◆ What you are asked to do: Identify the lines that contain the string "nicotine", then copy each of them.

START

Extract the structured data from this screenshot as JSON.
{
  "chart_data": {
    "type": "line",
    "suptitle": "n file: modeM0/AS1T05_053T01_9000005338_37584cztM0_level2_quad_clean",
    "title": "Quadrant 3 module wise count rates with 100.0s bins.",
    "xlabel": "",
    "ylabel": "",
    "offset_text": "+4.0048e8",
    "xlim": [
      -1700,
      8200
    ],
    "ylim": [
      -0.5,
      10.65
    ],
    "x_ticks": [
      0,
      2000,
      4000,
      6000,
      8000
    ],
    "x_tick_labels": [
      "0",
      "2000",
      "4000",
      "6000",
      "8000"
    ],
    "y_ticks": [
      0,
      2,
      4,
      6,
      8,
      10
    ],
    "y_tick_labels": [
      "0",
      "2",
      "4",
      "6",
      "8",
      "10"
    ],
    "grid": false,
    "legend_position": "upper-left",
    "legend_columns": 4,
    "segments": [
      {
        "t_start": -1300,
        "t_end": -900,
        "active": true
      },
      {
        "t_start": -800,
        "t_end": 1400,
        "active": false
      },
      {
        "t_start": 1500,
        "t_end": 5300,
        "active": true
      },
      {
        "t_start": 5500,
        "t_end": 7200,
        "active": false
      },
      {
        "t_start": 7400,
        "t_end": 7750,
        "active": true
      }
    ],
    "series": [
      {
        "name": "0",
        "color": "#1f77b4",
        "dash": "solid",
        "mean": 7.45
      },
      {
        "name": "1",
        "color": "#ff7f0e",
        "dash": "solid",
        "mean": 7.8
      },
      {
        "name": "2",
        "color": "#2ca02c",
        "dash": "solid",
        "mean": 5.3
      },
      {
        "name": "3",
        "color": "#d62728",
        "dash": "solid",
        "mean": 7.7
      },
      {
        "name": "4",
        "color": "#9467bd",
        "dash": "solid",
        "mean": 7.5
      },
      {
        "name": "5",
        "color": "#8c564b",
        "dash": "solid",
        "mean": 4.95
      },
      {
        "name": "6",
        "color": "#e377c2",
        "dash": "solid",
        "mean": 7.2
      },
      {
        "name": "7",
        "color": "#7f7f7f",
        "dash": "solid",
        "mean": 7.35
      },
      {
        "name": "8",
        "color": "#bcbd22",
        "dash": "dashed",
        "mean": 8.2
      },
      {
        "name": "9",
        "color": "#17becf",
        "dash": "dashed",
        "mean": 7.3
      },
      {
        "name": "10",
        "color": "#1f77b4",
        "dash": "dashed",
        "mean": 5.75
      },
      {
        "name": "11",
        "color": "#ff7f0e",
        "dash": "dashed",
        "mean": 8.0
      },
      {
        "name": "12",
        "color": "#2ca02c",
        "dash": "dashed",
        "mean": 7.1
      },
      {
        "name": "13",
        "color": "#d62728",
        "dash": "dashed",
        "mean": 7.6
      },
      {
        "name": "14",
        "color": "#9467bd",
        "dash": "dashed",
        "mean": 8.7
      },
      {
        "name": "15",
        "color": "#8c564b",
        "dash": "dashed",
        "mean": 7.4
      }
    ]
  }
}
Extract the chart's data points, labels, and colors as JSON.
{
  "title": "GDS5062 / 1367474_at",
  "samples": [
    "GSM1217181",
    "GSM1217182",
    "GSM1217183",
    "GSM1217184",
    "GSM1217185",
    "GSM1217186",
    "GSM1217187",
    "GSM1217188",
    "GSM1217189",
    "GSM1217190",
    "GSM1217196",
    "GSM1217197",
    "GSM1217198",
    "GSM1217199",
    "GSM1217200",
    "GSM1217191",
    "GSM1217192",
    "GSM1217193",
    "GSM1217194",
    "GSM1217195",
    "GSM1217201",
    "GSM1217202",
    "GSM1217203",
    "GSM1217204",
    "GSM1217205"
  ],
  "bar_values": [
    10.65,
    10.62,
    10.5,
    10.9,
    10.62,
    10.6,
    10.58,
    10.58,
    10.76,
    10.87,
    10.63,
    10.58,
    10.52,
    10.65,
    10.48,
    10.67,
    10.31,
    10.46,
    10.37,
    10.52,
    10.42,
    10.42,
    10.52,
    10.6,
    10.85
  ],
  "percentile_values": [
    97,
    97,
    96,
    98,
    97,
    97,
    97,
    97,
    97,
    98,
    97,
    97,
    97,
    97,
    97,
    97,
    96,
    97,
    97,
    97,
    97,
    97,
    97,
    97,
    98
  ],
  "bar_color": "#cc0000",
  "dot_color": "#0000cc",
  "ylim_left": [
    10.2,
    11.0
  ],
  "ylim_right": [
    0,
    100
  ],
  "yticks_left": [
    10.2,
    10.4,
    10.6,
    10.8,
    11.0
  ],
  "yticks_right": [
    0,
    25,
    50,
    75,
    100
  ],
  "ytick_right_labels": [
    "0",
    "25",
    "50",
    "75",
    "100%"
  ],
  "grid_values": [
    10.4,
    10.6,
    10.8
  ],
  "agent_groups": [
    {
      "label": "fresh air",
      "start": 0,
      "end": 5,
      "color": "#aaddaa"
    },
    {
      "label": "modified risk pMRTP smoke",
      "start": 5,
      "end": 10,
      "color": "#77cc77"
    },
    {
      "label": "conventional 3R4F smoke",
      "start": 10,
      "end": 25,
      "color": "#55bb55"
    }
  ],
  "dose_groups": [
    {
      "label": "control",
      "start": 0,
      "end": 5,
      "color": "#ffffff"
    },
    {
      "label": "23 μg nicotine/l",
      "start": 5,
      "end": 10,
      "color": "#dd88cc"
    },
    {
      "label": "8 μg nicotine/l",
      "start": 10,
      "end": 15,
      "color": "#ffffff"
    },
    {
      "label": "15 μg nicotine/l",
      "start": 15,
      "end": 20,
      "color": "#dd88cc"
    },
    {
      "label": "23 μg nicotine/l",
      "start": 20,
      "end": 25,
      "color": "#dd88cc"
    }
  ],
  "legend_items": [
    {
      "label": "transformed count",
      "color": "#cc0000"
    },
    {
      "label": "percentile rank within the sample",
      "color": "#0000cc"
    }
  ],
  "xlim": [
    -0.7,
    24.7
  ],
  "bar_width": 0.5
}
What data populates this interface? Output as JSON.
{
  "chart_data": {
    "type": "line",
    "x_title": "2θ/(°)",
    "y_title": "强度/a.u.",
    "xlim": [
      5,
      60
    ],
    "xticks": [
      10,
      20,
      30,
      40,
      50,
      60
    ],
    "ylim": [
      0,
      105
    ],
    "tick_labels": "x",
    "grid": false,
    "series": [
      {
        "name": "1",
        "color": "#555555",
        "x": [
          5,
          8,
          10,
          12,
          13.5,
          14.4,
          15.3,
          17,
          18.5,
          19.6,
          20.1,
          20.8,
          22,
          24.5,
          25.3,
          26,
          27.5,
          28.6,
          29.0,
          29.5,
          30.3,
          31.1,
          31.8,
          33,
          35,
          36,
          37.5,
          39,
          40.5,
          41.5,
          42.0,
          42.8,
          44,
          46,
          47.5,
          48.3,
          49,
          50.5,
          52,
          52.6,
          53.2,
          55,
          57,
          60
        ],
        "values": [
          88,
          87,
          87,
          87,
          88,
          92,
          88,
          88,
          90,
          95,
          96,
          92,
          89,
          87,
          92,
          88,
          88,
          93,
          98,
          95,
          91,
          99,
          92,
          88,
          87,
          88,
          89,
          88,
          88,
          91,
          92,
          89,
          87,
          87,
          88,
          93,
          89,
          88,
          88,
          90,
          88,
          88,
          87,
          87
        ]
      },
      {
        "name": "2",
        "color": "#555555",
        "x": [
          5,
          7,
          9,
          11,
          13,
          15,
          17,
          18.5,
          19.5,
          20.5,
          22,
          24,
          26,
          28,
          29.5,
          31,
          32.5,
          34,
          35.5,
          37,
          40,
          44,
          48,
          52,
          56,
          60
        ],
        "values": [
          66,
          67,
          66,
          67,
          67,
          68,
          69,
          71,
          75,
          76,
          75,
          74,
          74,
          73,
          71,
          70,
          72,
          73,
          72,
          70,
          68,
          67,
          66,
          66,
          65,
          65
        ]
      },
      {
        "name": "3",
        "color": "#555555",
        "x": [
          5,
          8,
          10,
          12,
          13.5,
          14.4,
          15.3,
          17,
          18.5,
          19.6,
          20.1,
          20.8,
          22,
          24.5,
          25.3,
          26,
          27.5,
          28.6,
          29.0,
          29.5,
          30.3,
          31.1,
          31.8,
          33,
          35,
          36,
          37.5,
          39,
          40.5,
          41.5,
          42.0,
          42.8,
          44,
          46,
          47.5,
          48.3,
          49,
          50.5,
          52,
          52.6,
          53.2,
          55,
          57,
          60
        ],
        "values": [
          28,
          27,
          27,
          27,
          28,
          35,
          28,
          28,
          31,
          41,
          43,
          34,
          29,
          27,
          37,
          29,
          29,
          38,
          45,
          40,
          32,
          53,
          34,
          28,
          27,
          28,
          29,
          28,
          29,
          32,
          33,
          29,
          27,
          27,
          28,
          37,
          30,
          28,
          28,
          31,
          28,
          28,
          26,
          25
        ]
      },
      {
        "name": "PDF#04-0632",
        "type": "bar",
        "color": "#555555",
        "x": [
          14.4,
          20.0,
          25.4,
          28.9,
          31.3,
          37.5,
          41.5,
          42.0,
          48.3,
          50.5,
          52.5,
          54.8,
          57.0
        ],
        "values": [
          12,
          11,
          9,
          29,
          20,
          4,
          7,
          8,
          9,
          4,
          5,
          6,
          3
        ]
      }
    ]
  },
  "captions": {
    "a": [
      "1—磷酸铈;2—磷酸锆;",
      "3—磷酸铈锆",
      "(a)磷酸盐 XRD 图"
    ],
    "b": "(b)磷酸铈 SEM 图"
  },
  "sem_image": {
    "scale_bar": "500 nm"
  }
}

END

◆ The solution:
      "label": "23 μg nicotine/l",
      "label": "8 μg nicotine/l",
      "label": "15 μg nicotine/l",
      "label": "23 μg nicotine/l",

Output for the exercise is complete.